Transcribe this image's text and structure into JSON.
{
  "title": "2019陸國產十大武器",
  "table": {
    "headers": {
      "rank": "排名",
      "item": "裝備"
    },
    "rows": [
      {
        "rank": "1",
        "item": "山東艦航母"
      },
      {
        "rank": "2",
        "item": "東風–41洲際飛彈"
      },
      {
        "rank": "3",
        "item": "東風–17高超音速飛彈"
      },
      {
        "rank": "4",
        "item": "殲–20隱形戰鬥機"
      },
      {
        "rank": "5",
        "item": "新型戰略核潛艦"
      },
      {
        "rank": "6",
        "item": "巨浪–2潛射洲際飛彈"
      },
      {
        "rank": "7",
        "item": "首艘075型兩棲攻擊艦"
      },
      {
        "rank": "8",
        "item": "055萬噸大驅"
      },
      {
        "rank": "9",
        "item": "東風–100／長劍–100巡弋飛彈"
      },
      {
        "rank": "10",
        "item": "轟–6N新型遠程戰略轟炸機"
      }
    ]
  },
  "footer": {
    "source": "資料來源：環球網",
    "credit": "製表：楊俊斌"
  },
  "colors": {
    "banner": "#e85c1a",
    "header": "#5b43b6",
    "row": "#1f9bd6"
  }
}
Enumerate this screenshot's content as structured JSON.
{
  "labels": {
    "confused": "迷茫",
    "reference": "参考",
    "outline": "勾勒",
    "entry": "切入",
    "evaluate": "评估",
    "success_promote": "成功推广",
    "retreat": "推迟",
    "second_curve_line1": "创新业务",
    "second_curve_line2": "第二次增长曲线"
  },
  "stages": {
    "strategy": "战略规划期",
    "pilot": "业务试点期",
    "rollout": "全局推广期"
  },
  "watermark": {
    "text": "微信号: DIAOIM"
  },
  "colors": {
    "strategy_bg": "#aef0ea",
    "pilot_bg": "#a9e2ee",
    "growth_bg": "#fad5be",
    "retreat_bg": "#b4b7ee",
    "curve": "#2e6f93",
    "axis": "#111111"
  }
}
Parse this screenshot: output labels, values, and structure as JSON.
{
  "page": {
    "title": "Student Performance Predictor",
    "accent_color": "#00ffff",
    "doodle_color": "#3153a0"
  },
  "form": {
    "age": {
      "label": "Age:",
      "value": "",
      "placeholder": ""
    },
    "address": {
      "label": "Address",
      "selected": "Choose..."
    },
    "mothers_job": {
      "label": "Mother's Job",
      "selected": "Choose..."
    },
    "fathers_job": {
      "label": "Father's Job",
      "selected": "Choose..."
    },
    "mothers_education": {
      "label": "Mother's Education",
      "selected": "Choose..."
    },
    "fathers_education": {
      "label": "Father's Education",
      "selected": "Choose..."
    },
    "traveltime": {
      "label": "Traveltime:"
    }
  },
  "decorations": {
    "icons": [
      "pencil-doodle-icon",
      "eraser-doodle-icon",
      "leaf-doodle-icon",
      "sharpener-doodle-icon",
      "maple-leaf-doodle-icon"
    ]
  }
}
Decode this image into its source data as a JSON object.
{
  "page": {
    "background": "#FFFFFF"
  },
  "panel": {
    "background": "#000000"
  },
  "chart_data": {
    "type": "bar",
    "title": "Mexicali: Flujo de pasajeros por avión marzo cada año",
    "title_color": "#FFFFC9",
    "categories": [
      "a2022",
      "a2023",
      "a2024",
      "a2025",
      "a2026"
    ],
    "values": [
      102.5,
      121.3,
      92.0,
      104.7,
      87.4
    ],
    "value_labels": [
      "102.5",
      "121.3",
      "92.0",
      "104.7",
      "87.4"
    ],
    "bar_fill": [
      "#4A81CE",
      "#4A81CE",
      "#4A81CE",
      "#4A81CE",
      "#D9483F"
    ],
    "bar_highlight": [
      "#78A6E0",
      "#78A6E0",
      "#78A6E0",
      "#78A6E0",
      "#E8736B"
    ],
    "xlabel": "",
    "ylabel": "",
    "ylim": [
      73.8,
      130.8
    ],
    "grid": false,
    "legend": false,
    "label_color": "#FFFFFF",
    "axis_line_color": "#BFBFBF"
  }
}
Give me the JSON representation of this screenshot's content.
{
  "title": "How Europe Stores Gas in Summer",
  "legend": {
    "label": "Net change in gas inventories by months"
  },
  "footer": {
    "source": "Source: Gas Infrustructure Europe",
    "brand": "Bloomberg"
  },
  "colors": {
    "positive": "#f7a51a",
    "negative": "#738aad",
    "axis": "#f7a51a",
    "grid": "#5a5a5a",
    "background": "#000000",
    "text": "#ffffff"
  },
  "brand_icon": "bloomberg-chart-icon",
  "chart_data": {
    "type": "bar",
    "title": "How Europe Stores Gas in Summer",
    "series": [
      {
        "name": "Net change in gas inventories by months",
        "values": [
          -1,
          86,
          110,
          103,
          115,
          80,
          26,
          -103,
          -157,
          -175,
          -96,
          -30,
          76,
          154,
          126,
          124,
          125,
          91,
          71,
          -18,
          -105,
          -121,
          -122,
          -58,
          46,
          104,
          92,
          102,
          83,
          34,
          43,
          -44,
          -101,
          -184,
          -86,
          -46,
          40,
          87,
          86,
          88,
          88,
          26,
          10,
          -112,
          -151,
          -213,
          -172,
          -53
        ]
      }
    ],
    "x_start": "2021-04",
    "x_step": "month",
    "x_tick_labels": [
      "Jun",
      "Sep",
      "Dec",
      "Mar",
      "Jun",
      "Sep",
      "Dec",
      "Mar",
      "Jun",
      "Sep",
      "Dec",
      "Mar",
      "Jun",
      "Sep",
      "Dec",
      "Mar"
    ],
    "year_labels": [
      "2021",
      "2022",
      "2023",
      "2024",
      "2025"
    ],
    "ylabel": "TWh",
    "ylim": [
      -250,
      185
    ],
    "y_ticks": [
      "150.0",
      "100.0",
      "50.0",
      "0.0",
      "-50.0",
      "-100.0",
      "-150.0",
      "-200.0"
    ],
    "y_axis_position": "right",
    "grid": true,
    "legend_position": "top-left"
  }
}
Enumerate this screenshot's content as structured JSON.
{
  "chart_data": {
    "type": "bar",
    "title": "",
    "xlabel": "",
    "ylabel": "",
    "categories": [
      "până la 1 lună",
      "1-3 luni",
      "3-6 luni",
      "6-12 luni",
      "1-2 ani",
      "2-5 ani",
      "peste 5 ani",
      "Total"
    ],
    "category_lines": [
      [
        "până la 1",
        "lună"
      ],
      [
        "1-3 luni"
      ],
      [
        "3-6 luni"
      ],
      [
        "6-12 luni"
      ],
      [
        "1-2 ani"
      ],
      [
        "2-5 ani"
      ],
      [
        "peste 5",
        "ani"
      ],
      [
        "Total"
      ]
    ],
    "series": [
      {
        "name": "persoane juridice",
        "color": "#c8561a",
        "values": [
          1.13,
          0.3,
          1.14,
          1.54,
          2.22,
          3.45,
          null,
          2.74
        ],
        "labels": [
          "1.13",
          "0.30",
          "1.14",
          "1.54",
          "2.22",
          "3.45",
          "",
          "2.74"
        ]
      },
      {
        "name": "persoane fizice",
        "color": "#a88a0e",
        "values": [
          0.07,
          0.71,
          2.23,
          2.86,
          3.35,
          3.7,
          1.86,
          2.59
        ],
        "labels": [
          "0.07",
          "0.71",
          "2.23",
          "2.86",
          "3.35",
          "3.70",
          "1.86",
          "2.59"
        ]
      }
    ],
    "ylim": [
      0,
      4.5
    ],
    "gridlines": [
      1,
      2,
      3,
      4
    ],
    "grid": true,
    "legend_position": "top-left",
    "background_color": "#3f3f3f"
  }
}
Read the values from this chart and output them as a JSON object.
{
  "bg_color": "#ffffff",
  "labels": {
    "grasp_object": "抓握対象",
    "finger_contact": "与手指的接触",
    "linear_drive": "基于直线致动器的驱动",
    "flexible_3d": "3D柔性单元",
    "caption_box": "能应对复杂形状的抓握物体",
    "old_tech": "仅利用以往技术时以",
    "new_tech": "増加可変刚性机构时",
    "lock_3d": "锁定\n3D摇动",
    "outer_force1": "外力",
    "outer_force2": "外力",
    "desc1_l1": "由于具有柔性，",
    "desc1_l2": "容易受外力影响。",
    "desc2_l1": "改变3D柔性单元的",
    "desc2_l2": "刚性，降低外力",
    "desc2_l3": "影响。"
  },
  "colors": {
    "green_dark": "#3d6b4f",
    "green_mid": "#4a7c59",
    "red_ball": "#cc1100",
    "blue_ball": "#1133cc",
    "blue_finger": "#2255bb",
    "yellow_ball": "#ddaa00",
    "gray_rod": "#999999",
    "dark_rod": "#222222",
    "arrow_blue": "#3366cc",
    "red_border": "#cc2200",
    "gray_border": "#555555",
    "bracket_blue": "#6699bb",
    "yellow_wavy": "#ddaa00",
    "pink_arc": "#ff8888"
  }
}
******************************
Exercise objective:
Search the entries for the word "inventories", then list each line that holds it.

The response:
    "label": "Net change in gas inventories by months"
        "name": "Net change in gas inventories by months",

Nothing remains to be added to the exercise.